Extracted records:
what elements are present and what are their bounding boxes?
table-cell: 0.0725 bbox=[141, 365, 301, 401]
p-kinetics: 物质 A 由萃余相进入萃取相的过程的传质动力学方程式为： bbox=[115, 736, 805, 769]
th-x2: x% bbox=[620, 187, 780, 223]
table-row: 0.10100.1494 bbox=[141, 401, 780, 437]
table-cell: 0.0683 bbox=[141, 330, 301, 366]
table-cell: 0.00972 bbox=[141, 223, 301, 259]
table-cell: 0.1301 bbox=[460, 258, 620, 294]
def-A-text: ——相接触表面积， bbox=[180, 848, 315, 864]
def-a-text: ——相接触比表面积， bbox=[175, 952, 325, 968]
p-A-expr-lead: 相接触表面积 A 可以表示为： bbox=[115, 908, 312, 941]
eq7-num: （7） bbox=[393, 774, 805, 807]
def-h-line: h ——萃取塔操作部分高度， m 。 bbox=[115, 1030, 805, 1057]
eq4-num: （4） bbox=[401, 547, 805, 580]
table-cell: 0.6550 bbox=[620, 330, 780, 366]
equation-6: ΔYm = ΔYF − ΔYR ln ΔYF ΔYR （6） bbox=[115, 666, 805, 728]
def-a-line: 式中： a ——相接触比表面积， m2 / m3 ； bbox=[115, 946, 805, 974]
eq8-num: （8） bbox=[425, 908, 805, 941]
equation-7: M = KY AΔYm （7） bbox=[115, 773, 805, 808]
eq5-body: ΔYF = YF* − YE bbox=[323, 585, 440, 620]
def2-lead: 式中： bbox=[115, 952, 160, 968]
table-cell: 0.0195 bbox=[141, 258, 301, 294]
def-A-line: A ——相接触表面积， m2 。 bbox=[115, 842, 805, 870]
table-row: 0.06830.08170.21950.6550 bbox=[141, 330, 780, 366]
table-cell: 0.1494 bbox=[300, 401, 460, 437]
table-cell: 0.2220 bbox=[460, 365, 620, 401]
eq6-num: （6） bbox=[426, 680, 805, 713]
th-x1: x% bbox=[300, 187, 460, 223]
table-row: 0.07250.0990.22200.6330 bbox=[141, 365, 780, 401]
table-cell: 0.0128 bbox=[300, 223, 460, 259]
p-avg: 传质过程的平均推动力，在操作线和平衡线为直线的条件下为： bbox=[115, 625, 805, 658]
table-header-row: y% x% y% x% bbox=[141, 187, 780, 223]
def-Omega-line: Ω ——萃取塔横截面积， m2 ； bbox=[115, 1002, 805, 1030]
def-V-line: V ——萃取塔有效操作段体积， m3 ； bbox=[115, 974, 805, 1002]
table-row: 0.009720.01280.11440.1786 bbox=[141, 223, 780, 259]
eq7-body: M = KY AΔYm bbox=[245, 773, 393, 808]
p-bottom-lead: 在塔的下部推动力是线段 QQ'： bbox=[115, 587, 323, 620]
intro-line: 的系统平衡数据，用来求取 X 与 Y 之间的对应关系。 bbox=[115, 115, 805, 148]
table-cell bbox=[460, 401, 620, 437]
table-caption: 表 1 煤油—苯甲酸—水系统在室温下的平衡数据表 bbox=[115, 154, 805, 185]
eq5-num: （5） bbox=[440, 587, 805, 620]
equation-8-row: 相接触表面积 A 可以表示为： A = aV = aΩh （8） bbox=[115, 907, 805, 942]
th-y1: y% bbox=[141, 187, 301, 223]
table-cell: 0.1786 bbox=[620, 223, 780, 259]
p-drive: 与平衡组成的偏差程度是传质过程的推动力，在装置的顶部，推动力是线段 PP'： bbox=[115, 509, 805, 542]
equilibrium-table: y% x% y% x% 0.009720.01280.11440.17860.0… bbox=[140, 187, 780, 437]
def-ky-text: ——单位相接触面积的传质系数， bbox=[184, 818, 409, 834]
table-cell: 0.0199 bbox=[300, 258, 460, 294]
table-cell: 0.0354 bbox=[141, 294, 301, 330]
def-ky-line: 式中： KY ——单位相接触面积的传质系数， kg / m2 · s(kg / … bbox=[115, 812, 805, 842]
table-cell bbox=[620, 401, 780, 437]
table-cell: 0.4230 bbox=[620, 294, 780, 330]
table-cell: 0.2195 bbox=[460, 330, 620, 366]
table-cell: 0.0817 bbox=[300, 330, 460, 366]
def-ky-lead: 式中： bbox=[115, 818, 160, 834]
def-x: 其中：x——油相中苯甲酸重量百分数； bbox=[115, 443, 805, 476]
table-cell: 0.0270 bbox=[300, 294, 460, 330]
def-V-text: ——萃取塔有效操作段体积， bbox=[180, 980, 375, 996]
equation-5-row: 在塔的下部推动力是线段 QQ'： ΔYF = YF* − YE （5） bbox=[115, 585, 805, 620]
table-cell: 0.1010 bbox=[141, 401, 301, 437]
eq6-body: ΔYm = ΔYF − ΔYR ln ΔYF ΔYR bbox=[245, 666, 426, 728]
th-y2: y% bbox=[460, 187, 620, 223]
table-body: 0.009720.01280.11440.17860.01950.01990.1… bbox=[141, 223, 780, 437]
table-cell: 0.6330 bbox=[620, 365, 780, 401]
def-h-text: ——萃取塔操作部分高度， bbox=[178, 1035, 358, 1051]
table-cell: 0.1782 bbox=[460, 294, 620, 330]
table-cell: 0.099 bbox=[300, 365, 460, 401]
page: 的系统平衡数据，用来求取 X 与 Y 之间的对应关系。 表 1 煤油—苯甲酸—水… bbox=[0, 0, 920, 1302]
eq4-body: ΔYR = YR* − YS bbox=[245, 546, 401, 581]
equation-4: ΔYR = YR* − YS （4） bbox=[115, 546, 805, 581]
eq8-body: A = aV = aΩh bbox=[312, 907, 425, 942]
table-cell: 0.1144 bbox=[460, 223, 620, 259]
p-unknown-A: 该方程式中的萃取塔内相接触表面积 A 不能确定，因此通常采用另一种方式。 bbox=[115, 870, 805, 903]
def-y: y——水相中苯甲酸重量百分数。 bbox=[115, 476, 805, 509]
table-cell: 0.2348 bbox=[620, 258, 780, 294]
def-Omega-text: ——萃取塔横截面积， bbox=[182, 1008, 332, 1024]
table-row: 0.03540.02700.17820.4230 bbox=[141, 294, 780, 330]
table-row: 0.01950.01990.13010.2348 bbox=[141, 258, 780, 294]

* [PROBLEM DETAILS]
Present every line of the material above as a JSON list of strings, with one string per line and blank lines omitted.

* [OUTPUT FOR THIS EXERCISE]
[
  "what elements are present and what are their bounding boxes?",
  "table-cell: 0.0725 bbox=[141, 365, 301, 401]",
  "p-kinetics: 物质 A 由萃余相进入萃取相的过程的传质动力学方程式为： bbox=[115, 736, 805, 769]",
  "th-x2: x% bbox=[620, 187, 780, 223]",
  "table-row: 0.10100.1494 bbox=[141, 401, 780, 437]",
  "table-cell: 0.0683 bbox=[141, 330, 301, 366]",
  "table-cell: 0.00972 bbox=[141, 223, 301, 259]",
  "table-cell: 0.1301 bbox=[460, 258, 620, 294]",
  "def-A-text: ——相接触表面积， bbox=[180, 848, 315, 864]",
  "def-a-text: ——相接触比表面积， bbox=[175, 952, 325, 968]",
  "p-A-expr-lead: 相接触表面积 A 可以表示为： bbox=[115, 908, 312, 941]",
  "eq7-num: （7） bbox=[393, 774, 805, 807]",
  "def-h-line: h ——萃取塔操作部分高度， m 。 bbox=[115, 1030, 805, 1057]",
  "eq4-num: （4） bbox=[401, 547, 805, 580]",
  "table-cell: 0.6550 bbox=[620, 330, 780, 366]",
  "equation-6: ΔYm = ΔYF − ΔYR ln ΔYF ΔYR （6） bbox=[115, 666, 805, 728]",
  "def-a-line: 式中： a ——相接触比表面积， m2 / m3 ； bbox=[115, 946, 805, 974]",
  "eq8-num: （8） bbox=[425, 908, 805, 941]",
  "equation-7: M = KY AΔYm （7） bbox=[115, 773, 805, 808]",
  "eq5-body: ΔYF = YF* − YE bbox=[323, 585, 440, 620]",
  "def2-lead: 式中： bbox=[115, 952, 160, 968]",
  "table-cell: 0.0195 bbox=[141, 258, 301, 294]",
  "def-A-line: A ——相接触表面积， m2 。 bbox=[115, 842, 805, 870]",
  "table-row: 0.06830.08170.21950.6550 bbox=[141, 330, 780, 366]",
  "table-cell: 0.1494 bbox=[300, 401, 460, 437]",
  "table-cell: 0.2220 bbox=[460, 365, 620, 401]",
  "eq6-num: （6） bbox=[426, 680, 805, 713]",
  "th-x1: x% bbox=[300, 187, 460, 223]",
  "table-row: 0.07250.0990.22200.6330 bbox=[141, 365, 780, 401]",
  "table-cell: 0.0128 bbox=[300, 223, 460, 259]",
  "p-avg: 传质过程的平均推动力，在操作线和平衡线为直线的条件下为： bbox=[115, 625, 805, 658]",
  "table-header-row: y% x% y% x% bbox=[141, 187, 780, 223]",
  "def-Omega-line: Ω ——萃取塔横截面积， m2 ； bbox=[115, 1002, 805, 1030]",
  "def-V-line: V ——萃取塔有效操作段体积， m3 ； bbox=[115, 974, 805, 1002]",
  "table-row: 0.009720.01280.11440.1786 bbox=[141, 223, 780, 259]",
  "eq7-body: M = KY AΔYm bbox=[245, 773, 393, 808]",
  "p-bottom-lead: 在塔的下部推动力是线段 QQ'： bbox=[115, 587, 323, 620]",
  "intro-line: 的系统平衡数据，用来求取 X 与 Y 之间的对应关系。 bbox=[115, 115, 805, 148]",
  "table-cell bbox=[460, 401, 620, 437]",
  "table-caption: 表 1 煤油—苯甲酸—水系统在室温下的平衡数据表 bbox=[115, 154, 805, 185]",
  "eq5-num: （5） bbox=[440, 587, 805, 620]",
  "equation-8-row: 相接触表面积 A 可以表示为： A = aV = aΩh （8） bbox=[115, 907, 805, 942]",
  "th-y1: y% bbox=[141, 187, 301, 223]",
  "table-cell: 0.1786 bbox=[620, 223, 780, 259]",
  "p-drive: 与平衡组成的偏差程度是传质过程的推动力，在装置的顶部，推动力是线段 PP'： bbox=[115, 509, 805, 542]",
  "equilibrium-table: y% x% y% x% 0.009720.01280.11440.17860.0… bbox=[140, 187, 780, 437]",
  "def-ky-text: ——单位相接触面积的传质系数， bbox=[184, 818, 409, 834]",
  "table-cell: 0.0199 bbox=[300, 258, 460, 294]",
  "table-cell: 0.0354 bbox=[141, 294, 301, 330]",
  "def-ky-line: 式中： KY ——单位相接触面积的传质系数， kg / m2 · s(kg / … bbox=[115, 812, 805, 842]",
  "table-cell bbox=[620, 401, 780, 437]",
  "table-cell: 0.4230 bbox=[620, 294, 780, 330]",
  "table-cell: 0.2195 bbox=[460, 330, 620, 366]",
  "table-cell: 0.0817 bbox=[300, 330, 460, 366]",
  "def-ky-lead: 式中： bbox=[115, 818, 160, 834]",
  "def-x: 其中：x——油相中苯甲酸重量百分数； bbox=[115, 443, 805, 476]",
  "table-cell: 0.0270 bbox=[300, 294, 460, 330]",
  "def-V-text: ——萃取塔有效操作段体积， bbox=[180, 980, 375, 996]",
  "equation-5-row: 在塔的下部推动力是线段 QQ'： ΔYF = YF* − YE （5） bbox=[115, 585, 805, 620]",
  "table-cell: 0.1010 bbox=[141, 401, 301, 437]",
  "eq6-body: ΔYm = ΔYF − ΔYR ln ΔYF ΔYR bbox=[245, 666, 426, 728]",
  "th-y2: y% bbox=[460, 187, 620, 223]",
  "table-body: 0.009720.01280.11440.17860.01950.01990.1… bbox=[141, 223, 780, 437]",
  "table-cell: 0.6330 bbox=[620, 365, 780, 401]",
  "def-h-text: ——萃取塔操作部分高度， bbox=[178, 1035, 358, 1051]",
  "table-cell: 0.1782 bbox=[460, 294, 620, 330]",
  "table-cell: 0.099 bbox=[300, 365, 460, 401]",
  "page: 的系统平衡数据，用来求取 X 与 Y 之间的对应关系。 表 1 煤油—苯甲酸—水… bbox=[0, 0, 920, 1302]",
  "eq4-body: ΔYR = YR* − YS bbox=[245, 546, 401, 581]",
  "equation-4: ΔYR = YR* − YS （4） bbox=[115, 546, 805, 581]",
  "eq8-body: A = aV = aΩh bbox=[312, 907, 425, 942]",
  "table-cell: 0.1144 bbox=[460, 223, 620, 259]",
  "p-unknown-A: 该方程式中的萃取塔内相接触表面积 A 不能确定，因此通常采用另一种方式。 bbox=[115, 870, 805, 903]",
  "def-y: y——水相中苯甲酸重量百分数。 bbox=[115, 476, 805, 509]",
  "table-cell: 0.2348 bbox=[620, 258, 780, 294]",
  "def-Omega-text: ——萃取塔横截面积， bbox=[182, 1008, 332, 1024]",
  "table-row: 0.03540.02700.17820.4230 bbox=[141, 294, 780, 330]",
  "table-row: 0.01950.01990.13010.2348 bbox=[141, 258, 780, 294]"
]